● Brief
Look through the data below. Pick out the lines holding the string "JSON".

● Provided information
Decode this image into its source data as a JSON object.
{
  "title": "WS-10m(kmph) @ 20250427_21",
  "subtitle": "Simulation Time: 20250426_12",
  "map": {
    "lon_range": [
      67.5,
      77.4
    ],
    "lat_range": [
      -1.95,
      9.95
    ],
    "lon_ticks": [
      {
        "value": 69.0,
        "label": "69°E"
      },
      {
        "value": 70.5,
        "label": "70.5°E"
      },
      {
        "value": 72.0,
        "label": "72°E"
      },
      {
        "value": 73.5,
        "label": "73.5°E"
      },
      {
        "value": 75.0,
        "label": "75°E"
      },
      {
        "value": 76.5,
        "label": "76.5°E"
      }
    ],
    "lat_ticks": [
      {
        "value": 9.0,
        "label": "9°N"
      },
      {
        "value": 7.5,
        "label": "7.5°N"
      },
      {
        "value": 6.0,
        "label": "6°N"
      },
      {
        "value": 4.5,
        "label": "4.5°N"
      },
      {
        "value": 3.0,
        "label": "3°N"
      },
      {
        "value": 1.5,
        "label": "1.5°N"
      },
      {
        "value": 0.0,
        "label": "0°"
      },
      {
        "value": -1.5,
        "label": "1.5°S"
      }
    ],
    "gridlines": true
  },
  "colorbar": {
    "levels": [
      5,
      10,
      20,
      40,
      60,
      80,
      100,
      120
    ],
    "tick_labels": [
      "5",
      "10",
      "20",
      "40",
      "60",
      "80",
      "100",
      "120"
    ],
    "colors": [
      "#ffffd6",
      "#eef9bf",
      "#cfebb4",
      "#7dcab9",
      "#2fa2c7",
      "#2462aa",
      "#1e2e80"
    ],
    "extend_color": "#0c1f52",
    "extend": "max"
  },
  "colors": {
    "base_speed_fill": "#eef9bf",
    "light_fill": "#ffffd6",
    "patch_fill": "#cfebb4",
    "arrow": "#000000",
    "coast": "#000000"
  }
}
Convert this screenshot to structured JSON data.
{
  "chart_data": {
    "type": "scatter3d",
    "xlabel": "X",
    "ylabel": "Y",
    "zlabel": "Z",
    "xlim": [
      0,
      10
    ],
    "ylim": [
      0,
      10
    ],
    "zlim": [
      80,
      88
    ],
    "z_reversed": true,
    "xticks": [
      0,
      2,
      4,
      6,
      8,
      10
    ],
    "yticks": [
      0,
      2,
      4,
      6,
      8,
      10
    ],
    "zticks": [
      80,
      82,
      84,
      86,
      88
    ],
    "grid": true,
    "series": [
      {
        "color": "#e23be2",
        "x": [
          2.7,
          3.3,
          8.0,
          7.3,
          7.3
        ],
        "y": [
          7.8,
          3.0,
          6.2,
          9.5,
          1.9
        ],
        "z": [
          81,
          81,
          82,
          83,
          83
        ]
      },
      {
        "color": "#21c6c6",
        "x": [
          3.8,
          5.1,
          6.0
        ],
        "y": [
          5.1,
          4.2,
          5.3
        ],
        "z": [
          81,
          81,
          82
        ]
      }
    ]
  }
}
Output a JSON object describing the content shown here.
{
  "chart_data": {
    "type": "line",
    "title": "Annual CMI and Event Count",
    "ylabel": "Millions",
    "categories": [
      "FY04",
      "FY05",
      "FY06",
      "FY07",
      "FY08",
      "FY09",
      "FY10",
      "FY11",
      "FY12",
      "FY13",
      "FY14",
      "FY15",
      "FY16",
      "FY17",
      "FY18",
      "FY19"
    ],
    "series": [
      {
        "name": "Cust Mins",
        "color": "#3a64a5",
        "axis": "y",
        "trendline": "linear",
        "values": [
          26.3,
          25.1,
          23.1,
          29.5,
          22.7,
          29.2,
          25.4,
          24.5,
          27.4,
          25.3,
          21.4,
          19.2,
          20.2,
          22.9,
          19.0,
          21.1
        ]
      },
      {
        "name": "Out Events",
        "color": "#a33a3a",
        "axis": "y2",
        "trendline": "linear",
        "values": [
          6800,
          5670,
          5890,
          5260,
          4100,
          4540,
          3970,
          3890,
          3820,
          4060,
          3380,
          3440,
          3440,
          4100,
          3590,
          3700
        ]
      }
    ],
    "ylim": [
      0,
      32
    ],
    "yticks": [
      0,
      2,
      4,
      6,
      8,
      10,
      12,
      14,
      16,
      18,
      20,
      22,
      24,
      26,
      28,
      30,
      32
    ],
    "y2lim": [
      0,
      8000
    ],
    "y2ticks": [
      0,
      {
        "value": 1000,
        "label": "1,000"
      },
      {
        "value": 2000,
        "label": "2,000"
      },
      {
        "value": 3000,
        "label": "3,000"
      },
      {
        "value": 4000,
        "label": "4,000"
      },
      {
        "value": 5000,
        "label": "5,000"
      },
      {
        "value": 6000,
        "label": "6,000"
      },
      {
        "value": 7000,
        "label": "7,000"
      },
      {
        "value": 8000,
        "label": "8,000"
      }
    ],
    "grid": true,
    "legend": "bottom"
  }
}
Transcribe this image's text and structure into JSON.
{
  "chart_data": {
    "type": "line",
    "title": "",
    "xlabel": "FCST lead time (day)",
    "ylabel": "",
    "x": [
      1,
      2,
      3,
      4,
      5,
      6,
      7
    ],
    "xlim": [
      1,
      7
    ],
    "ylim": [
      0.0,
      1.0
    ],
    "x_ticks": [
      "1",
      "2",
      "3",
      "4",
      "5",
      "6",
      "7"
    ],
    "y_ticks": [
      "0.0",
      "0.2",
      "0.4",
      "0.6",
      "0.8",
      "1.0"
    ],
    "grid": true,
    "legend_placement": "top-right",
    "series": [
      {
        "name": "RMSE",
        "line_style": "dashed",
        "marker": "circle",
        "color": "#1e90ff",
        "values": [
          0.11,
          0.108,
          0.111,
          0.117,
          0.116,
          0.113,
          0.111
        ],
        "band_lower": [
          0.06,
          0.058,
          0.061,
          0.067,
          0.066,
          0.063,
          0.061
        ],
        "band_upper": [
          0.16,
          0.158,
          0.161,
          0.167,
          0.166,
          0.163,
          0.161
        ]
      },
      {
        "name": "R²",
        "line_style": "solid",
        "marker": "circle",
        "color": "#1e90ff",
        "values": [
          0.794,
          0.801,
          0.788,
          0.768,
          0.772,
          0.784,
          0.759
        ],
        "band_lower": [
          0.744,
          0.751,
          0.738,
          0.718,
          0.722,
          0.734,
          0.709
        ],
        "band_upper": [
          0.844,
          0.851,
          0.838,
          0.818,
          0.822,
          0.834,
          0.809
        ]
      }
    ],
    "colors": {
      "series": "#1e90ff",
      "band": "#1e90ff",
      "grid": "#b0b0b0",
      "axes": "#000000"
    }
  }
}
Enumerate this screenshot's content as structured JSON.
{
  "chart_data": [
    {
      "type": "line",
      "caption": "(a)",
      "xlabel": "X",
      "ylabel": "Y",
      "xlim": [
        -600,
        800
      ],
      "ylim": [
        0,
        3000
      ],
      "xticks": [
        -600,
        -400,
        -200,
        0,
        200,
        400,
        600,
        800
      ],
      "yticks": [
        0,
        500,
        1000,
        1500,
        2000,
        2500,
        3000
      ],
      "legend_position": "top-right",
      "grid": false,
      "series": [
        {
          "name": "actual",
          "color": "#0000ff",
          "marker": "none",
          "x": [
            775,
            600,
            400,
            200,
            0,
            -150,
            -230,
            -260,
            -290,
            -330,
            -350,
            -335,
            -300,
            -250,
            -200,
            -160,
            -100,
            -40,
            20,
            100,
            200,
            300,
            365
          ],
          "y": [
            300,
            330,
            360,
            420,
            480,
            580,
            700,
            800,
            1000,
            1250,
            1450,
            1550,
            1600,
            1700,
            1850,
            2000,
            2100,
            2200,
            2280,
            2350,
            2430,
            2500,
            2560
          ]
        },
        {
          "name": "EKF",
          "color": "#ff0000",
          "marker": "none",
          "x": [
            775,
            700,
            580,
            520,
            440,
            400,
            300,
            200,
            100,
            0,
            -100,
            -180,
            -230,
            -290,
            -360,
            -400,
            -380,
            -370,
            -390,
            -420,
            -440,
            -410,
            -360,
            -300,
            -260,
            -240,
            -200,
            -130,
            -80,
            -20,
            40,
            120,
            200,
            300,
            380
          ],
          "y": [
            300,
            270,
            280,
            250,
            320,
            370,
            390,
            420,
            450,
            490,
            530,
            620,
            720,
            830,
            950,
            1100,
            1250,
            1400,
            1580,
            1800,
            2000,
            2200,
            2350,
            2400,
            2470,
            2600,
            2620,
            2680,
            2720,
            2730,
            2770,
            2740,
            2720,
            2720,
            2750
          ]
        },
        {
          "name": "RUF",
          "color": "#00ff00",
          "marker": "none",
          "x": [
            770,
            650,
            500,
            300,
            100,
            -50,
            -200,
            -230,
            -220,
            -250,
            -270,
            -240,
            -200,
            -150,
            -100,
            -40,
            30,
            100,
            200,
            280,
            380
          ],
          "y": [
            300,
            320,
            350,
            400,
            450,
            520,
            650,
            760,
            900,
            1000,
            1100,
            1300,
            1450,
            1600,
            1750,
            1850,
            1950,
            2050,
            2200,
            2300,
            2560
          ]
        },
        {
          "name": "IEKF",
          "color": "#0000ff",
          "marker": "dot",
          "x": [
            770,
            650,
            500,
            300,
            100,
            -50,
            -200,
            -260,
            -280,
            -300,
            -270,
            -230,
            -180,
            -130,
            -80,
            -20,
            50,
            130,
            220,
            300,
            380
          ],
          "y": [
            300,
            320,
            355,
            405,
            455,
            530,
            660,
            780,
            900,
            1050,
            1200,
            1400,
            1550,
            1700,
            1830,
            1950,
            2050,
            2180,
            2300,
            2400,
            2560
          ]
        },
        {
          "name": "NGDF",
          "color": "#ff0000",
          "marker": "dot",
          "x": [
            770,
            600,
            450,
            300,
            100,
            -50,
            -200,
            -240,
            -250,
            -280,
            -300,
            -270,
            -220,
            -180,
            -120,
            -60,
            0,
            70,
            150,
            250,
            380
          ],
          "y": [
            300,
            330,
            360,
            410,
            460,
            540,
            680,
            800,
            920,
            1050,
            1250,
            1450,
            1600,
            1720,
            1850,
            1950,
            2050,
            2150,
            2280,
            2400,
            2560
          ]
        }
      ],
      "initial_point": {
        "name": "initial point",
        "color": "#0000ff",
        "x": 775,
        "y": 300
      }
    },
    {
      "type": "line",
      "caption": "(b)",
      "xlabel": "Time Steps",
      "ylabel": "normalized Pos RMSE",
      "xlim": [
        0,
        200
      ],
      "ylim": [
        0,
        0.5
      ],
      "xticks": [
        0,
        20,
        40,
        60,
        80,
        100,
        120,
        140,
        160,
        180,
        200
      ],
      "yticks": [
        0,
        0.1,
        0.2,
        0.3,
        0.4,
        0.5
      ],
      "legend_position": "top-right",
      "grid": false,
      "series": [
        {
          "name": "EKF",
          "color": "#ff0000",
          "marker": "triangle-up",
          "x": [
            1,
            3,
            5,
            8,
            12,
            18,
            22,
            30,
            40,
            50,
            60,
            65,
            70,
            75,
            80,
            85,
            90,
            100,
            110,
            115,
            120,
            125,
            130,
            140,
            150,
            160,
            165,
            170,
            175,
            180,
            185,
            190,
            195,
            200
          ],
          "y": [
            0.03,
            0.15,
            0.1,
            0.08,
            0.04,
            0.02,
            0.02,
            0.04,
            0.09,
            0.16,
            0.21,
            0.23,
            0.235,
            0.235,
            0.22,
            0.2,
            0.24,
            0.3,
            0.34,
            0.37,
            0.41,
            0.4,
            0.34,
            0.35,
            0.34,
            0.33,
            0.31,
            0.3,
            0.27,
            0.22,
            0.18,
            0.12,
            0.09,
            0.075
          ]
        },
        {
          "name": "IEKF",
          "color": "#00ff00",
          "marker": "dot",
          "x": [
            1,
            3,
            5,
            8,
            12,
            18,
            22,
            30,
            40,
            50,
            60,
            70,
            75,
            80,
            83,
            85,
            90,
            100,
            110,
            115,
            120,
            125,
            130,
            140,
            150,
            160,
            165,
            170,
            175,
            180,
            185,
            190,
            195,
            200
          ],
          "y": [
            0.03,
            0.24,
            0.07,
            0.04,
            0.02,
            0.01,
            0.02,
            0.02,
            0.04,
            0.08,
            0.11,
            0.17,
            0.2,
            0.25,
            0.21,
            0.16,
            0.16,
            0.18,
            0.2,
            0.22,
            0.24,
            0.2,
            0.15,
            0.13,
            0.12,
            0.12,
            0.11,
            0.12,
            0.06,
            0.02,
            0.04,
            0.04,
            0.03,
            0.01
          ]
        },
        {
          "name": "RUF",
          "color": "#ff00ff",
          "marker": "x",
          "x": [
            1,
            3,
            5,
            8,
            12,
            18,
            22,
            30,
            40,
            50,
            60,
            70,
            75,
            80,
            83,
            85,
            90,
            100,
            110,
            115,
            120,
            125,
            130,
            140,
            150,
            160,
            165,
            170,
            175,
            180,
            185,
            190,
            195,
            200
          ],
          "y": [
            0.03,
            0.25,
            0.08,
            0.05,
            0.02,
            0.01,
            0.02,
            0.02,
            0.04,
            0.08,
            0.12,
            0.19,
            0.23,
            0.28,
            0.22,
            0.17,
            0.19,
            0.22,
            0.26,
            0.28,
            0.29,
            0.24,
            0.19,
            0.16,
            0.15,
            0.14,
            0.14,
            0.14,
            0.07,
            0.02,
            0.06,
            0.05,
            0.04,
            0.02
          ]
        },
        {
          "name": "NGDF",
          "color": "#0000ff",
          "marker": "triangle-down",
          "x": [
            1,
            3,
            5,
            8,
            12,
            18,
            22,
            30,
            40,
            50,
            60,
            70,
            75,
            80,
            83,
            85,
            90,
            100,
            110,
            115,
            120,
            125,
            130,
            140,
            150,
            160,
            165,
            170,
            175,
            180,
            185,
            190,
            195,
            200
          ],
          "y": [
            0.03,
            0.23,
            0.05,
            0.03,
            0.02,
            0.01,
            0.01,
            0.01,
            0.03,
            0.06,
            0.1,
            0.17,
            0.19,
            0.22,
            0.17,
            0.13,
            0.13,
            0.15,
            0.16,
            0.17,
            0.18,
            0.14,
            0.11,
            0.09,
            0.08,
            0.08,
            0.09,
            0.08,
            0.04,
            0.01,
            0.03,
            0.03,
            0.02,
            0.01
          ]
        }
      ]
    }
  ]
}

● Answer
Decode this image into its source data as a JSON object.
Convert this screenshot to structured JSON data.
Output a JSON object describing the content shown here.
Transcribe this image's text and structure into JSON.
Enumerate this screenshot's content as structured JSON.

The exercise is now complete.